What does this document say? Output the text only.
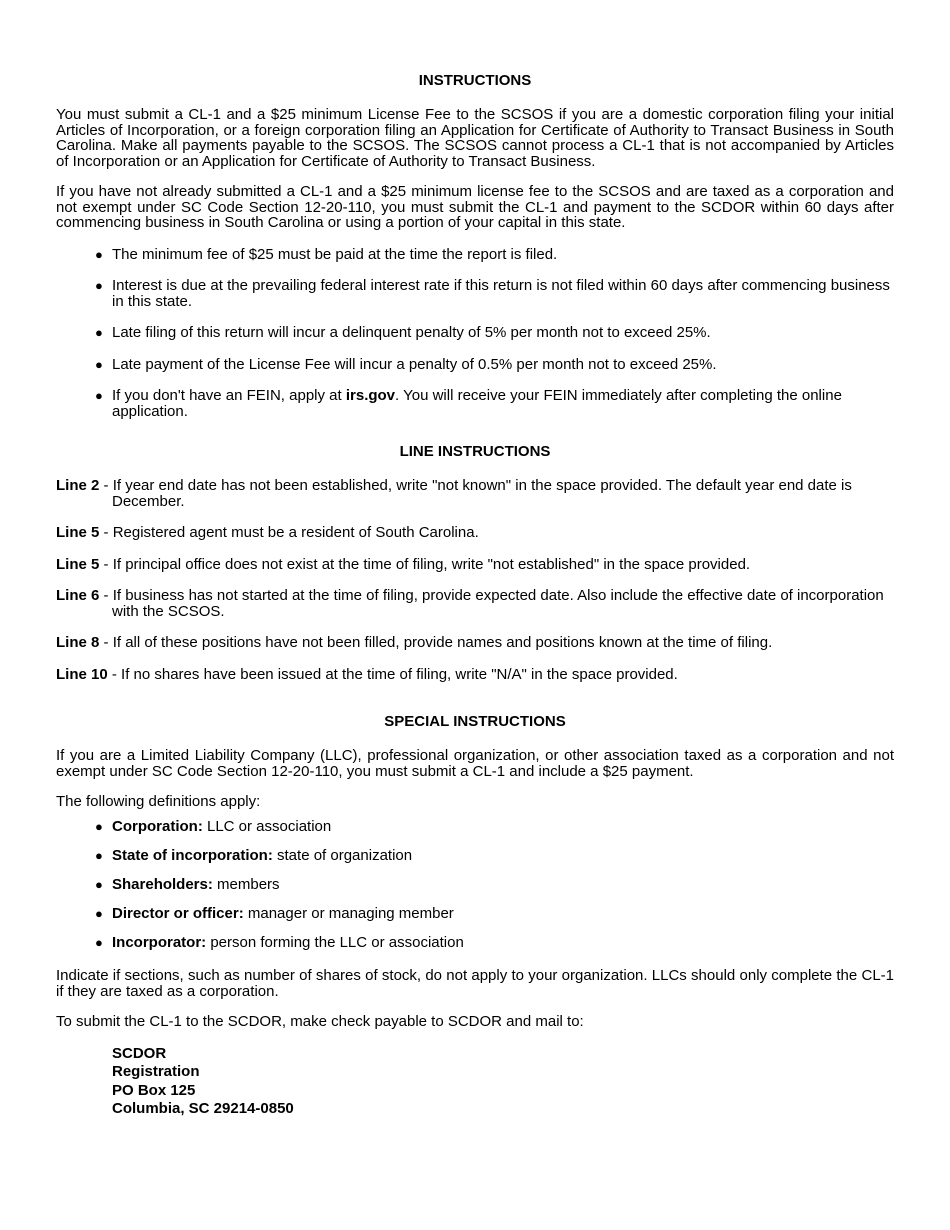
INSTRUCTIONS

You must submit a CL-1 and a $25 minimum License Fee to the SCSOS if you are a domestic corporation filing your initial Articles of Incorporation, or a foreign corporation filing an Application for Certificate of Authority to Transact Business in South Carolina. Make all payments payable to the SCSOS. The SCSOS cannot process a CL-1 that is not accompanied by Articles of Incorporation or an Application for Certificate of Authority to Transact Business.

If you have not already submitted a CL-1 and a $25 minimum license fee to the SCSOS and are taxed as a corporation and not exempt under SC Code Section 12-20-110, you must submit the CL-1 and payment to the SCDOR within 60 days after commencing business in South Carolina or using a portion of your capital in this state.

● The minimum fee of $25 must be paid at the time the report is filed.
● Interest is due at the prevailing federal interest rate if this return is not filed within 60 days after commencing business in this state.
● Late filing of this return will incur a delinquent penalty of 5% per month not to exceed 25%.
● Late payment of the License Fee will incur a penalty of 0.5% per month not to exceed 25%.
● If you don't have an FEIN, apply at irs.gov. You will receive your FEIN immediately after completing the online application.
LINE INSTRUCTIONS
Line 2 - If year end date has not been established, write "not known" in the space provided. The default year end date is December.
Line 5 - Registered agent must be a resident of South Carolina.
Line 5 - If principal office does not exist at the time of filing, write "not established" in the space provided.
Line 6 - If business has not started at the time of filing, provide expected date. Also include the effective date of incorporation with the SCSOS.
Line 8 - If all of these positions have not been filled, provide names and positions known at the time of filing.
Line 10 - If no shares have been issued at the time of filing, write "N/A" in the space provided.
SPECIAL INSTRUCTIONS

If you are a Limited Liability Company (LLC), professional organization, or other association taxed as a corporation and not exempt under SC Code Section 12-20-110, you must submit a CL-1 and include a $25 payment.

The following definitions apply:

● Corporation: LLC or association
● State of incorporation: state of organization
● Shareholders: members
● Director or officer: manager or managing member
● Incorporator: person forming the LLC or association

Indicate if sections, such as number of shares of stock, do not apply to your organization. LLCs should only complete the CL-1 if they are taxed as a corporation.

To submit the CL-1 to the SCDOR, make check payable to SCDOR and mail to:

SCDOR
Registration
PO Box 125
Columbia, SC 29214-0850
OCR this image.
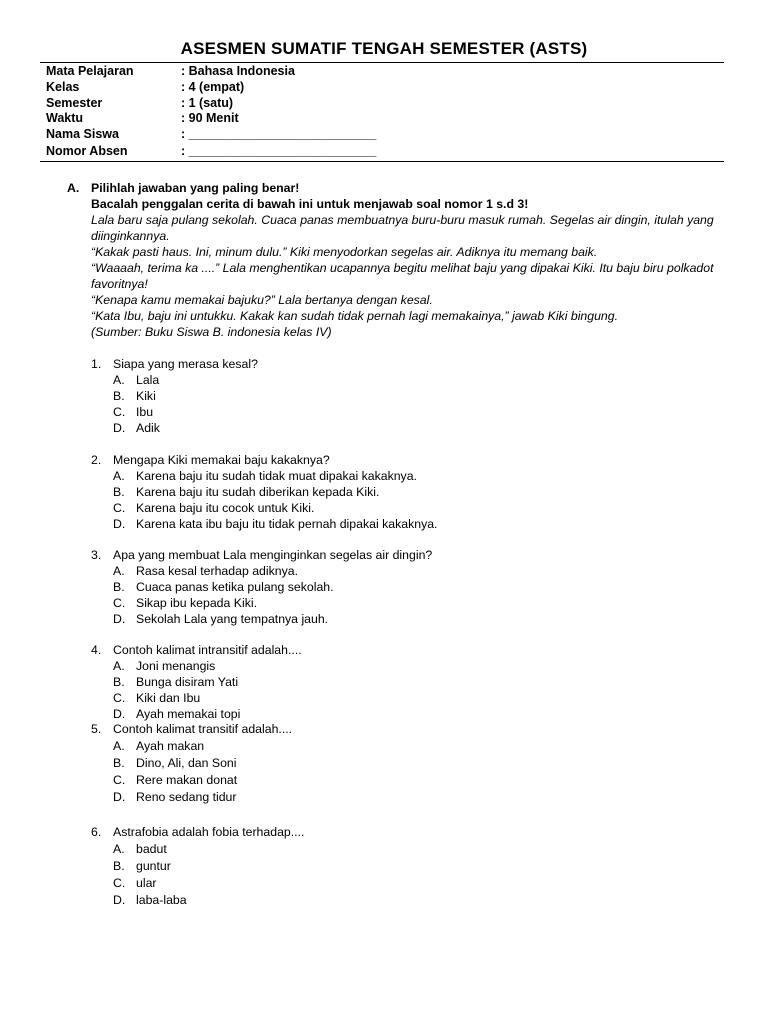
ASESMEN SUMATIF TENGAH SEMESTER (ASTS)
Mata Pelajaran	: Bahasa Indonesia
Kelas	: 4 (empat)
Semester	: 1 (satu)
Waktu	: 90 Menit
Nama Siswa	: ___________________________
Nomor Absen	: ___________________________
A. Pilihlah jawaban yang paling benar!
Bacalah penggalan cerita di bawah ini untuk menjawab soal nomor 1 s.d 3!

Lala baru saja pulang sekolah. Cuaca panas membuatnya buru-buru masuk rumah. Segelas air dingin, itulah yang diinginkannya.

“Kakak pasti haus. Ini, minum dulu.” Kiki menyodorkan segelas air. Adiknya itu memang baik.

“Waaaah, terima ka ....” Lala menghentikan ucapannya begitu melihat baju yang dipakai Kiki. Itu baju biru polkadot favoritnya!

“Kenapa kamu memakai bajuku?” Lala bertanya dengan kesal.

“Kata Ibu, baju ini untukku. Kakak kan sudah tidak pernah lagi memakainya,” jawab Kiki bingung.

(Sumber: Buku Siswa B. indonesia kelas IV)

1. Siapa yang merasa kesal?
A. Lala
B. Kiki
C. Ibu
D. Adik
2. Mengapa Kiki memakai baju kakaknya?
A. Karena baju itu sudah tidak muat dipakai kakaknya.
B. Karena baju itu sudah diberikan kepada Kiki.
C. Karena baju itu cocok untuk Kiki.
D. Karena kata ibu baju itu tidak pernah dipakai kakaknya.
3. Apa yang membuat Lala menginginkan segelas air dingin?
A. Rasa kesal terhadap adiknya.
B. Cuaca panas ketika pulang sekolah.
C. Sikap ibu kepada Kiki.
D. Sekolah Lala yang tempatnya jauh.
4. Contoh kalimat intransitif adalah....
A. Joni menangis
B. Bunga disiram Yati
C. Kiki dan Ibu
D. Ayah memakai topi
5. Contoh kalimat transitif adalah....
A. Ayah makan
B. Dino, Ali, dan Soni
C. Rere makan donat
D. Reno sedang tidur
6. Astrafobia adalah fobia terhadap....
A. badut
B. guntur
C. ular
D. laba-laba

========

TASK GOAL - Your copy of the data should match it exactly, except that pictures are left out.

RESULT -
What does this document say? Output the text only.
INSTRUCTIONS

You must submit a CL-1 and a $25 minimum License Fee to the SCSOS if you are a domestic corporation filing your initial Articles of Incorporation, or a foreign corporation filing an Application for Certificate of Authority to Transact Business in South Carolina. Make all payments payable to the SCSOS. The SCSOS cannot process a CL-1 that is not accompanied by Articles of Incorporation or an Application for Certificate of Authority to Transact Business.

If you have not already submitted a CL-1 and a $25 minimum license fee to the SCSOS and are taxed as a corporation and not exempt under SC Code Section 12-20-110, you must submit the CL-1 and payment to the SCDOR within 60 days after commencing business in South Carolina or using a portion of your capital in this state.

● The minimum fee of $25 must be paid at the time the report is filed.
● Interest is due at the prevailing federal interest rate if this return is not filed within 60 days after commencing business in this state.
● Late filing of this return will incur a delinquent penalty of 5% per month not to exceed 25%.
● Late payment of the License Fee will incur a penalty of 0.5% per month not to exceed 25%.
● If you don't have an FEIN, apply at irs.gov. You will receive your FEIN immediately after completing the online application.
LINE INSTRUCTIONS
Line 2 - If year end date has not been established, write "not known" in the space provided. The default year end date is December.
Line 5 - Registered agent must be a resident of South Carolina.
Line 5 - If principal office does not exist at the time of filing, write "not established" in the space provided.
Line 6 - If business has not started at the time of filing, provide expected date. Also include the effective date of incorporation with the SCSOS.
Line 8 - If all of these positions have not been filled, provide names and positions known at the time of filing.
Line 10 - If no shares have been issued at the time of filing, write "N/A" in the space provided.
SPECIAL INSTRUCTIONS

If you are a Limited Liability Company (LLC), professional organization, or other association taxed as a corporation and not exempt under SC Code Section 12-20-110, you must submit a CL-1 and include a $25 payment.

The following definitions apply:

● Corporation: LLC or association
● State of incorporation: state of organization
● Shareholders: members
● Director or officer: manager or managing member
● Incorporator: person forming the LLC or association

Indicate if sections, such as number of shares of stock, do not apply to your organization. LLCs should only complete the CL-1 if they are taxed as a corporation.

To submit the CL-1 to the SCDOR, make check payable to SCDOR and mail to:

SCDOR
Registration
PO Box 125
Columbia, SC 29214-0850
OCR this image.
ASESMEN SUMATIF TENGAH SEMESTER (ASTS)
Mata Pelajaran	: Bahasa Indonesia
Kelas	: 4 (empat)
Semester	: 1 (satu)
Waktu	: 90 Menit
Nama Siswa	: ___________________________
Nomor Absen	: ___________________________
A. Pilihlah jawaban yang paling benar!
Bacalah penggalan cerita di bawah ini untuk menjawab soal nomor 1 s.d 3!

Lala baru saja pulang sekolah. Cuaca panas membuatnya buru-buru masuk rumah. Segelas air dingin, itulah yang diinginkannya.

“Kakak pasti haus. Ini, minum dulu.” Kiki menyodorkan segelas air. Adiknya itu memang baik.

“Waaaah, terima ka ....” Lala menghentikan ucapannya begitu melihat baju yang dipakai Kiki. Itu baju biru polkadot favoritnya!

“Kenapa kamu memakai bajuku?” Lala bertanya dengan kesal.

“Kata Ibu, baju ini untukku. Kakak kan sudah tidak pernah lagi memakainya,” jawab Kiki bingung.

(Sumber: Buku Siswa B. indonesia kelas IV)

1. Siapa yang merasa kesal?
A. Lala
B. Kiki
C. Ibu
D. Adik
2. Mengapa Kiki memakai baju kakaknya?
A. Karena baju itu sudah tidak muat dipakai kakaknya.
B. Karena baju itu sudah diberikan kepada Kiki.
C. Karena baju itu cocok untuk Kiki.
D. Karena kata ibu baju itu tidak pernah dipakai kakaknya.
3. Apa yang membuat Lala menginginkan segelas air dingin?
A. Rasa kesal terhadap adiknya.
B. Cuaca panas ketika pulang sekolah.
C. Sikap ibu kepada Kiki.
D. Sekolah Lala yang tempatnya jauh.
4. Contoh kalimat intransitif adalah....
A. Joni menangis
B. Bunga disiram Yati
C. Kiki dan Ibu
D. Ayah memakai topi
5. Contoh kalimat transitif adalah....
A. Ayah makan
B. Dino, Ali, dan Soni
C. Rere makan donat
D. Reno sedang tidur
6. Astrafobia adalah fobia terhadap....
A. badut
B. guntur
C. ular
D. laba-laba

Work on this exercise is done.